**Stated exercise:** The data below should be printed in full, exactly, and without any of its images.

**Dataset extract:**
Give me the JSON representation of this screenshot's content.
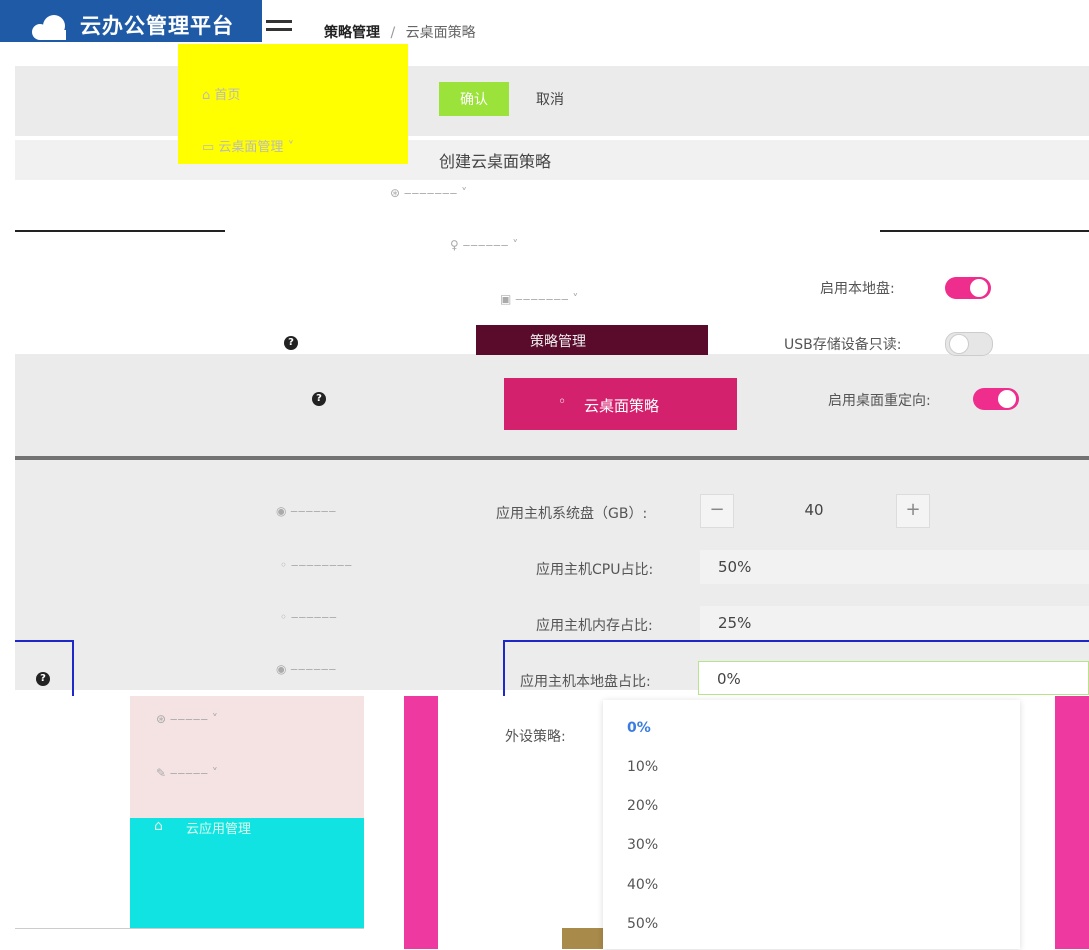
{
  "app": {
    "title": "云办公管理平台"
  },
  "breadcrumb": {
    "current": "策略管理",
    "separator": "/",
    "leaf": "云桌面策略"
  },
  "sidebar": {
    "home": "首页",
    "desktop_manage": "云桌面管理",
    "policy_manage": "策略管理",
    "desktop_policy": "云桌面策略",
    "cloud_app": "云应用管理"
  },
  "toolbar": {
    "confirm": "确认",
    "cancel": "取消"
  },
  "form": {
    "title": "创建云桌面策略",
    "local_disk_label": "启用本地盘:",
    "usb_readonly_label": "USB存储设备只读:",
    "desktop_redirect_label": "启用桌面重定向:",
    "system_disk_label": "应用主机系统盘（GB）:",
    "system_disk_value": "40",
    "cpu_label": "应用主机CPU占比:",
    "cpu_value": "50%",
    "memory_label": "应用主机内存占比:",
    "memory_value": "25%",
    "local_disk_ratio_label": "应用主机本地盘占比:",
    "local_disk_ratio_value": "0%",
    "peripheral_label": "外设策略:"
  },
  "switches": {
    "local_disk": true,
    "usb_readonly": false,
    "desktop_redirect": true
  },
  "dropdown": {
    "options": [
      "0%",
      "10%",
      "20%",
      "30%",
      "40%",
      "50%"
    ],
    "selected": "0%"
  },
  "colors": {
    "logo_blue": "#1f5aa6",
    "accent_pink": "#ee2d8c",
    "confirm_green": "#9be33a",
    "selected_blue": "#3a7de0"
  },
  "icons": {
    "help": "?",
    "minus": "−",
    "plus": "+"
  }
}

**Answer to this task:**
Give me the JSON representation of this screenshot's content.
{
  "app": {
    "title": "云办公管理平台"
  },
  "breadcrumb": {
    "current": "策略管理",
    "separator": "/",
    "leaf": "云桌面策略"
  },
  "sidebar": {
    "home": "首页",
    "desktop_manage": "云桌面管理",
    "policy_manage": "策略管理",
    "desktop_policy": "云桌面策略",
    "cloud_app": "云应用管理"
  },
  "toolbar": {
    "confirm": "确认",
    "cancel": "取消"
  },
  "form": {
    "title": "创建云桌面策略",
    "local_disk_label": "启用本地盘:",
    "usb_readonly_label": "USB存储设备只读:",
    "desktop_redirect_label": "启用桌面重定向:",
    "system_disk_label": "应用主机系统盘（GB）:",
    "system_disk_value": "40",
    "cpu_label": "应用主机CPU占比:",
    "cpu_value": "50%",
    "memory_label": "应用主机内存占比:",
    "memory_value": "25%",
    "local_disk_ratio_label": "应用主机本地盘占比:",
    "local_disk_ratio_value": "0%",
    "peripheral_label": "外设策略:"
  },
  "switches": {
    "local_disk": true,
    "usb_readonly": false,
    "desktop_redirect": true
  },
  "dropdown": {
    "options": [
      "0%",
      "10%",
      "20%",
      "30%",
      "40%",
      "50%"
    ],
    "selected": "0%"
  },
  "colors": {
    "logo_blue": "#1f5aa6",
    "accent_pink": "#ee2d8c",
    "confirm_green": "#9be33a",
    "selected_blue": "#3a7de0"
  },
  "icons": {
    "help": "?",
    "minus": "−",
    "plus": "+"
  }
}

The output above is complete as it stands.